** START OF Available records **

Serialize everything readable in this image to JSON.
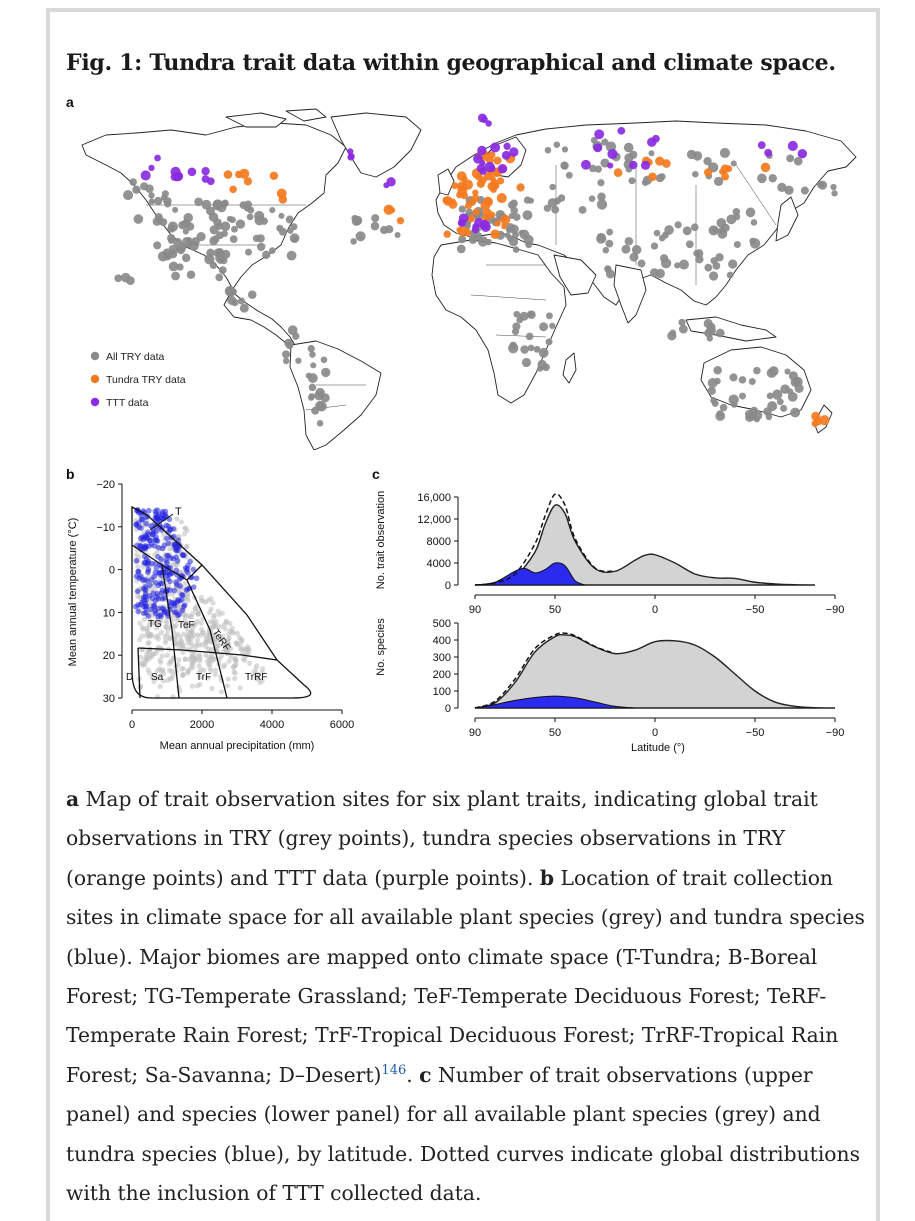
{
  "figure": {
    "title": "Fig. 1: Tundra trait data within geographical and climate space.",
    "panel_a": "a",
    "panel_b": "b",
    "panel_c": "c"
  },
  "map": {
    "legend": [
      {
        "label": "All TRY data",
        "color": "#8a8a8a"
      },
      {
        "label": "Tundra TRY data",
        "color": "#f47a20"
      },
      {
        "label": "TTT data",
        "color": "#8a2be2"
      }
    ]
  },
  "chart_data": [
    {
      "type": "scatter",
      "xlabel": "Mean annual precipitation (mm)",
      "ylabel": "Mean annual temperature (°C)",
      "xticks": [
        "0",
        "2000",
        "4000",
        "6000"
      ],
      "yticks": [
        "−20",
        "−10",
        "0",
        "10",
        "20",
        "30"
      ],
      "xlim": [
        0,
        6000
      ],
      "ylim": [
        -20,
        30
      ],
      "series": [
        {
          "name": "All plant species",
          "color": "#bdbdbd"
        },
        {
          "name": "Tundra species",
          "color": "#2020e0"
        }
      ],
      "biomes": [
        "T",
        "TG",
        "TeF",
        "TeRF",
        "D",
        "Sa",
        "TrF",
        "TrRF"
      ]
    },
    {
      "type": "area",
      "ylabel": "No. trait observation",
      "xticks": [
        "90",
        "50",
        "0",
        "−50",
        "−90"
      ],
      "yticks": [
        "0",
        "4000",
        "8000",
        "12,000",
        "16,000"
      ],
      "xlim": [
        90,
        -90
      ],
      "ylim": [
        0,
        16000
      ],
      "series": [
        {
          "name": "All species",
          "x": [
            90,
            80,
            70,
            60,
            55,
            50,
            45,
            40,
            30,
            20,
            10,
            5,
            0,
            -10,
            -20,
            -30,
            -40,
            -50,
            -60,
            -70,
            -80
          ],
          "values": [
            0,
            300,
            1500,
            6000,
            11000,
            14500,
            13000,
            8000,
            3000,
            2500,
            4500,
            5400,
            5500,
            4000,
            2000,
            1300,
            1200,
            500,
            200,
            50,
            0
          ]
        },
        {
          "name": "Tundra species",
          "x": [
            90,
            80,
            70,
            65,
            60,
            55,
            50,
            45,
            40,
            35
          ],
          "values": [
            0,
            500,
            2500,
            3000,
            2200,
            2800,
            4000,
            3500,
            800,
            0
          ]
        },
        {
          "name": "Global incl. TTT",
          "x": [
            90,
            80,
            70,
            60,
            55,
            50,
            45,
            40,
            30,
            20
          ],
          "values": [
            0,
            400,
            2000,
            7500,
            12500,
            16500,
            14500,
            8500,
            3100,
            2500
          ]
        }
      ]
    },
    {
      "type": "area",
      "ylabel": "No. species",
      "xlabel": "Latitude (°)",
      "xticks": [
        "90",
        "50",
        "0",
        "−50",
        "−90"
      ],
      "yticks": [
        "0",
        "100",
        "200",
        "300",
        "400",
        "500"
      ],
      "xlim": [
        90,
        -90
      ],
      "ylim": [
        0,
        500
      ],
      "series": [
        {
          "name": "All species",
          "x": [
            90,
            80,
            70,
            60,
            50,
            45,
            40,
            30,
            20,
            10,
            0,
            -10,
            -20,
            -30,
            -40,
            -50,
            -60,
            -70,
            -80,
            -90
          ],
          "values": [
            0,
            30,
            150,
            330,
            420,
            430,
            420,
            360,
            320,
            340,
            390,
            395,
            370,
            300,
            200,
            100,
            35,
            10,
            2,
            0
          ]
        },
        {
          "name": "Tundra species",
          "x": [
            90,
            80,
            70,
            60,
            50,
            40,
            30,
            20,
            10
          ],
          "values": [
            0,
            20,
            45,
            62,
            70,
            60,
            35,
            10,
            0
          ]
        },
        {
          "name": "Global incl. TTT",
          "x": [
            90,
            80,
            70,
            60,
            50,
            45,
            40,
            30,
            20
          ],
          "values": [
            0,
            40,
            170,
            350,
            430,
            440,
            425,
            362,
            320
          ]
        }
      ]
    }
  ],
  "caption": {
    "a_label": "a",
    "a_text": " Map of trait observation sites for six plant traits, indicating global trait observations in TRY (grey points), tundra species observations in TRY (orange points) and TTT data (purple points). ",
    "b_label": "b",
    "b_text": " Location of trait collection sites in climate space for all available plant species (grey) and tundra species (blue). Major biomes are mapped onto climate space (T-Tundra; B-Boreal Forest; TG-Temperate Grassland; TeF-Temperate Deciduous Forest; TeRF-Temperate Rain Forest; TrF-Tropical Deciduous Forest; TrRF-Tropical Rain Forest; Sa-Savanna; D–Desert)",
    "ref": "146",
    "after_ref": ". ",
    "c_label": "c",
    "c_text": " Number of trait observations (upper panel) and species (lower panel) for all available plant species (grey) and tundra species (blue), by latitude. Dotted curves indicate global distributions with the inclusion of TTT collected data."
  }
}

** END OF Available records **

> [Instructions to follow]: In the entries above, find each line with the word "ylabel" and show it.

> [Output of the task]:
      "ylabel": "Mean annual temperature (°C)",
      "ylabel": "No. trait observation",
      "ylabel": "No. species",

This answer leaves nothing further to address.